→ **EXERCISE DETAILS**:
Go through the listing and write out all of it exactly.
======== DATASET CONTENT
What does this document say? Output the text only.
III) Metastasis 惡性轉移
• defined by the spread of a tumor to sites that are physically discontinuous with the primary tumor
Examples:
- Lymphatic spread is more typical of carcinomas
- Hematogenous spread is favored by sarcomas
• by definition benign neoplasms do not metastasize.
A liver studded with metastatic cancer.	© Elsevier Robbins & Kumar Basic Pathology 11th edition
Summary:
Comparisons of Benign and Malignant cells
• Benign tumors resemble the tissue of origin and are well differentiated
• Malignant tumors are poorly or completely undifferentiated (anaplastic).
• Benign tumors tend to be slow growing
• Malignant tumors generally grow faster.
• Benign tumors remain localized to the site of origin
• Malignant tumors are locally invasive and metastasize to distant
================
→ **OUTPUT FOR THIS EXERCISE**:
What does this document say? Output the text only.
III) Metastasis 惡性轉移
• defined by the spread of a tumor to sites that are physically discontinuous with the primary tumor
Examples:
- Lymphatic spread is more typical of carcinomas
- Hematogenous spread is favored by sarcomas
• by definition benign neoplasms do not metastasize.
A liver studded with metastatic cancer.	© Elsevier Robbins & Kumar Basic Pathology 11th edition
Summary:
Comparisons of Benign and Malignant cells
• Benign tumors resemble the tissue of origin and are well differentiated
• Malignant tumors are poorly or completely undifferentiated (anaplastic).
• Benign tumors tend to be slow growing
• Malignant tumors generally grow faster.
• Benign tumors remain localized to the site of origin
• Malignant tumors are locally invasive and metastasize to distant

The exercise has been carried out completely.